### [What to produce]
Output the material below in full, exactly as it is.

### [Records provided]
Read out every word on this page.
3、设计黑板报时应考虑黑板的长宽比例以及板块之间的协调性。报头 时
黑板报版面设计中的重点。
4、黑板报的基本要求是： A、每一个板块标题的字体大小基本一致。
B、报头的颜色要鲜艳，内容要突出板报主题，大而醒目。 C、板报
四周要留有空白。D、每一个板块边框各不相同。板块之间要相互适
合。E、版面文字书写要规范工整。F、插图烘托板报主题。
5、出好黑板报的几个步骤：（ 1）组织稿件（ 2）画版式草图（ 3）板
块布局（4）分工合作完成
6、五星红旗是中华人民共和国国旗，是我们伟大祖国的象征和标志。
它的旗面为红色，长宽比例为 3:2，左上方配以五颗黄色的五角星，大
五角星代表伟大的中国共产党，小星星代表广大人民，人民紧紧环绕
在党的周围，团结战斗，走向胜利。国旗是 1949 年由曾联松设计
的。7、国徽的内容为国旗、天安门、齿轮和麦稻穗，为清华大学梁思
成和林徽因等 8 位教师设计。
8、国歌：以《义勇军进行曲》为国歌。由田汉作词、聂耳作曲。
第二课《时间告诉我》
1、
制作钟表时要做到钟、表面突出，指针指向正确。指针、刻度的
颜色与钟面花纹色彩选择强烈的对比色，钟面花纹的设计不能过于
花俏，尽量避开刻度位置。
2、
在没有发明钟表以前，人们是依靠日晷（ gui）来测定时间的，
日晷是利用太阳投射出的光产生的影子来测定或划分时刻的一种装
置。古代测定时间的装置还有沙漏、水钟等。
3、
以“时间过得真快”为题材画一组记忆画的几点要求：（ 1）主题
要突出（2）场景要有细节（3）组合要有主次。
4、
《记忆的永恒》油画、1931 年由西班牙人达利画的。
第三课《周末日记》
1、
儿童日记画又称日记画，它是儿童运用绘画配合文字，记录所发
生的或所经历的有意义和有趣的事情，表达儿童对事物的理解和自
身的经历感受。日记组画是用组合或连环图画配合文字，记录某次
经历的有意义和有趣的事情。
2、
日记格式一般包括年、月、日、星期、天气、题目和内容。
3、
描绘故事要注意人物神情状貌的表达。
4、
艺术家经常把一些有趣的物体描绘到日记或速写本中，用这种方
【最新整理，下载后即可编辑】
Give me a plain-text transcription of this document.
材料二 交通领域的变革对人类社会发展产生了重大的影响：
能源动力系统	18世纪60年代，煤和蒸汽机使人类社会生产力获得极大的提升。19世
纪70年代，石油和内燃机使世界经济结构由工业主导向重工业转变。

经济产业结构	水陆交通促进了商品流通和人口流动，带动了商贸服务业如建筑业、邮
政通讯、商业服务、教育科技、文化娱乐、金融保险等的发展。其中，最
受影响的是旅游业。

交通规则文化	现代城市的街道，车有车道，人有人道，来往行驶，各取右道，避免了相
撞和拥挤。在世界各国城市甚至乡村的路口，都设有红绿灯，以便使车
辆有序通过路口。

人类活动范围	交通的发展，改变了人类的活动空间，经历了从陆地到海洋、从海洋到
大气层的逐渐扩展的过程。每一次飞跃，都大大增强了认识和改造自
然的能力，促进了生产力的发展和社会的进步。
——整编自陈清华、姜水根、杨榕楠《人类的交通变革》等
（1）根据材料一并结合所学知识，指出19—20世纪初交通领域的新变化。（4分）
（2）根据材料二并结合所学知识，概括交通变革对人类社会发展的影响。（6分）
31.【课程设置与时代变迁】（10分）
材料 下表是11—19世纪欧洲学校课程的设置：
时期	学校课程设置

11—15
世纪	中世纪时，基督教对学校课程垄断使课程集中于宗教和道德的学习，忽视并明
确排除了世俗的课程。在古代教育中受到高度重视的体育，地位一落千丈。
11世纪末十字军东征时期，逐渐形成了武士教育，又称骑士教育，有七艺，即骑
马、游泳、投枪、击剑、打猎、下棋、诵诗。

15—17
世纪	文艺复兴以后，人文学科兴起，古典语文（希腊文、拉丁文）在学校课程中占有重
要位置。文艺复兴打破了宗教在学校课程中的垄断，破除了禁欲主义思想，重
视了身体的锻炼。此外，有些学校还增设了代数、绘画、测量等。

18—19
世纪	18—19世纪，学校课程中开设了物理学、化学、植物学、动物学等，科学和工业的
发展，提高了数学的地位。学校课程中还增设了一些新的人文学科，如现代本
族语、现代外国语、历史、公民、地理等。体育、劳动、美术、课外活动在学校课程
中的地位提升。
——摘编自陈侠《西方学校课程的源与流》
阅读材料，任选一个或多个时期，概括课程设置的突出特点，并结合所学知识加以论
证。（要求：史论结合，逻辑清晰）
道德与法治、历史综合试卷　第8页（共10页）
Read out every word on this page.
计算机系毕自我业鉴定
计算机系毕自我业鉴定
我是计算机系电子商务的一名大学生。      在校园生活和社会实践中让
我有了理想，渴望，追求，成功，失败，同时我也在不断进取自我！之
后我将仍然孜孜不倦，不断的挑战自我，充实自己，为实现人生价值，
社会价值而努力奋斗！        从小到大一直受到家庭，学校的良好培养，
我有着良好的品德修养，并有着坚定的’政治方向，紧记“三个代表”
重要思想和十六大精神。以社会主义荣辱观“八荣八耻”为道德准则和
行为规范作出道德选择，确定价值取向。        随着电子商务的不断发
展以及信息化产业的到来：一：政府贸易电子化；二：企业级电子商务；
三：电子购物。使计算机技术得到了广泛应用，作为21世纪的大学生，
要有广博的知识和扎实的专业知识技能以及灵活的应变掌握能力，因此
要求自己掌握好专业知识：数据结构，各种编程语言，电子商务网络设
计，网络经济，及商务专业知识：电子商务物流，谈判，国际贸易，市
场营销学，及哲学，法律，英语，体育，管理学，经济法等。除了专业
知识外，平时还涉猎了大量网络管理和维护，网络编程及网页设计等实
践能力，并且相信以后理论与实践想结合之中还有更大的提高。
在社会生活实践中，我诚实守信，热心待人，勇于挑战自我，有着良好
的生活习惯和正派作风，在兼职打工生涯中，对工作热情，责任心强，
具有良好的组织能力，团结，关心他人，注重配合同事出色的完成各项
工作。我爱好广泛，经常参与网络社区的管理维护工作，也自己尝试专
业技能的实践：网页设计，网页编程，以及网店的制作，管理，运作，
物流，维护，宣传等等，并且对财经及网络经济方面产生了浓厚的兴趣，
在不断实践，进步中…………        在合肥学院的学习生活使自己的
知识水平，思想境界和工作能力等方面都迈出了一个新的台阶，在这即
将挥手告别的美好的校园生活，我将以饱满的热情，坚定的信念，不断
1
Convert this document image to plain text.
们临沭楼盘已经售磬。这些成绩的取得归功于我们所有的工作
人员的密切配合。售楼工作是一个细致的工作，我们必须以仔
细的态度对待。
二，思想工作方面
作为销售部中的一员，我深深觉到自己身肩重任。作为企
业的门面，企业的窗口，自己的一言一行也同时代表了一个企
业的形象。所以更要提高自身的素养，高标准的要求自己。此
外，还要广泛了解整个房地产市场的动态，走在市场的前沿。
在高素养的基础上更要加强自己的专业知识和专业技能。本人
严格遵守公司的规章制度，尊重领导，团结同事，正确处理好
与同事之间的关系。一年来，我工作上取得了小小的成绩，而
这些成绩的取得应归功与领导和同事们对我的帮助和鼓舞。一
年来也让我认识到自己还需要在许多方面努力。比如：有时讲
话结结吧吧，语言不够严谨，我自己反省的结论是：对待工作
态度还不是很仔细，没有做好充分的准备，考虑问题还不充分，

### [Correct response]
Read out every word on this page.
3、设计黑板报时应考虑黑板的长宽比例以及板块之间的协调性。报头 时
黑板报版面设计中的重点。
4、黑板报的基本要求是： A、每一个板块标题的字体大小基本一致。
B、报头的颜色要鲜艳，内容要突出板报主题，大而醒目。 C、板报
四周要留有空白。D、每一个板块边框各不相同。板块之间要相互适
合。E、版面文字书写要规范工整。F、插图烘托板报主题。
5、出好黑板报的几个步骤：（ 1）组织稿件（ 2）画版式草图（ 3）板
块布局（4）分工合作完成
6、五星红旗是中华人民共和国国旗，是我们伟大祖国的象征和标志。
它的旗面为红色，长宽比例为 3:2，左上方配以五颗黄色的五角星，大
五角星代表伟大的中国共产党，小星星代表广大人民，人民紧紧环绕
在党的周围，团结战斗，走向胜利。国旗是 1949 年由曾联松设计
的。7、国徽的内容为国旗、天安门、齿轮和麦稻穗，为清华大学梁思
成和林徽因等 8 位教师设计。
8、国歌：以《义勇军进行曲》为国歌。由田汉作词、聂耳作曲。
第二课《时间告诉我》
1、
制作钟表时要做到钟、表面突出，指针指向正确。指针、刻度的
颜色与钟面花纹色彩选择强烈的对比色，钟面花纹的设计不能过于
花俏，尽量避开刻度位置。
2、
在没有发明钟表以前，人们是依靠日晷（ gui）来测定时间的，
日晷是利用太阳投射出的光产生的影子来测定或划分时刻的一种装
置。古代测定时间的装置还有沙漏、水钟等。
3、
以“时间过得真快”为题材画一组记忆画的几点要求：（ 1）主题
要突出（2）场景要有细节（3）组合要有主次。
4、
《记忆的永恒》油画、1931 年由西班牙人达利画的。
第三课《周末日记》
1、
儿童日记画又称日记画，它是儿童运用绘画配合文字，记录所发
生的或所经历的有意义和有趣的事情，表达儿童对事物的理解和自
身的经历感受。日记组画是用组合或连环图画配合文字，记录某次
经历的有意义和有趣的事情。
2、
日记格式一般包括年、月、日、星期、天气、题目和内容。
3、
描绘故事要注意人物神情状貌的表达。
4、
艺术家经常把一些有趣的物体描绘到日记或速写本中，用这种方
【最新整理，下载后即可编辑】
Give me a plain-text transcription of this document.
材料二 交通领域的变革对人类社会发展产生了重大的影响：
能源动力系统	18世纪60年代，煤和蒸汽机使人类社会生产力获得极大的提升。19世
纪70年代，石油和内燃机使世界经济结构由工业主导向重工业转变。

经济产业结构	水陆交通促进了商品流通和人口流动，带动了商贸服务业如建筑业、邮
政通讯、商业服务、教育科技、文化娱乐、金融保险等的发展。其中，最
受影响的是旅游业。

交通规则文化	现代城市的街道，车有车道，人有人道，来往行驶，各取右道，避免了相
撞和拥挤。在世界各国城市甚至乡村的路口，都设有红绿灯，以便使车
辆有序通过路口。

人类活动范围	交通的发展，改变了人类的活动空间，经历了从陆地到海洋、从海洋到
大气层的逐渐扩展的过程。每一次飞跃，都大大增强了认识和改造自
然的能力，促进了生产力的发展和社会的进步。
——整编自陈清华、姜水根、杨榕楠《人类的交通变革》等
（1）根据材料一并结合所学知识，指出19—20世纪初交通领域的新变化。（4分）
（2）根据材料二并结合所学知识，概括交通变革对人类社会发展的影响。（6分）
31.【课程设置与时代变迁】（10分）
材料 下表是11—19世纪欧洲学校课程的设置：
时期	学校课程设置

11—15
世纪	中世纪时，基督教对学校课程垄断使课程集中于宗教和道德的学习，忽视并明
确排除了世俗的课程。在古代教育中受到高度重视的体育，地位一落千丈。
11世纪末十字军东征时期，逐渐形成了武士教育，又称骑士教育，有七艺，即骑
马、游泳、投枪、击剑、打猎、下棋、诵诗。

15—17
世纪	文艺复兴以后，人文学科兴起，古典语文（希腊文、拉丁文）在学校课程中占有重
要位置。文艺复兴打破了宗教在学校课程中的垄断，破除了禁欲主义思想，重
视了身体的锻炼。此外，有些学校还增设了代数、绘画、测量等。

18—19
世纪	18—19世纪，学校课程中开设了物理学、化学、植物学、动物学等，科学和工业的
发展，提高了数学的地位。学校课程中还增设了一些新的人文学科，如现代本
族语、现代外国语、历史、公民、地理等。体育、劳动、美术、课外活动在学校课程
中的地位提升。
——摘编自陈侠《西方学校课程的源与流》
阅读材料，任选一个或多个时期，概括课程设置的突出特点，并结合所学知识加以论
证。（要求：史论结合，逻辑清晰）
道德与法治、历史综合试卷　第8页（共10页）
Read out every word on this page.
计算机系毕自我业鉴定
计算机系毕自我业鉴定
我是计算机系电子商务的一名大学生。      在校园生活和社会实践中让
我有了理想，渴望，追求，成功，失败，同时我也在不断进取自我！之
后我将仍然孜孜不倦，不断的挑战自我，充实自己，为实现人生价值，
社会价值而努力奋斗！        从小到大一直受到家庭，学校的良好培养，
我有着良好的品德修养，并有着坚定的’政治方向，紧记“三个代表”
重要思想和十六大精神。以社会主义荣辱观“八荣八耻”为道德准则和
行为规范作出道德选择，确定价值取向。        随着电子商务的不断发
展以及信息化产业的到来：一：政府贸易电子化；二：企业级电子商务；
三：电子购物。使计算机技术得到了广泛应用，作为21世纪的大学生，
要有广博的知识和扎实的专业知识技能以及灵活的应变掌握能力，因此
要求自己掌握好专业知识：数据结构，各种编程语言，电子商务网络设
计，网络经济，及商务专业知识：电子商务物流，谈判，国际贸易，市
场营销学，及哲学，法律，英语，体育，管理学，经济法等。除了专业
知识外，平时还涉猎了大量网络管理和维护，网络编程及网页设计等实
践能力，并且相信以后理论与实践想结合之中还有更大的提高。
在社会生活实践中，我诚实守信，热心待人，勇于挑战自我，有着良好
的生活习惯和正派作风，在兼职打工生涯中，对工作热情，责任心强，
具有良好的组织能力，团结，关心他人，注重配合同事出色的完成各项
工作。我爱好广泛，经常参与网络社区的管理维护工作，也自己尝试专
业技能的实践：网页设计，网页编程，以及网店的制作，管理，运作，
物流，维护，宣传等等，并且对财经及网络经济方面产生了浓厚的兴趣，
在不断实践，进步中…………        在合肥学院的学习生活使自己的
知识水平，思想境界和工作能力等方面都迈出了一个新的台阶，在这即
将挥手告别的美好的校园生活，我将以饱满的热情，坚定的信念，不断
1
Convert this document image to plain text.
们临沭楼盘已经售磬。这些成绩的取得归功于我们所有的工作
人员的密切配合。售楼工作是一个细致的工作，我们必须以仔
细的态度对待。
二，思想工作方面
作为销售部中的一员，我深深觉到自己身肩重任。作为企
业的门面，企业的窗口，自己的一言一行也同时代表了一个企
业的形象。所以更要提高自身的素养，高标准的要求自己。此
外，还要广泛了解整个房地产市场的动态，走在市场的前沿。
在高素养的基础上更要加强自己的专业知识和专业技能。本人
严格遵守公司的规章制度，尊重领导，团结同事，正确处理好
与同事之间的关系。一年来，我工作上取得了小小的成绩，而
这些成绩的取得应归功与领导和同事们对我的帮助和鼓舞。一
年来也让我认识到自己还需要在许多方面努力。比如：有时讲
话结结吧吧，语言不够严谨，我自己反省的结论是：对待工作
态度还不是很仔细，没有做好充分的准备，考虑问题还不充分，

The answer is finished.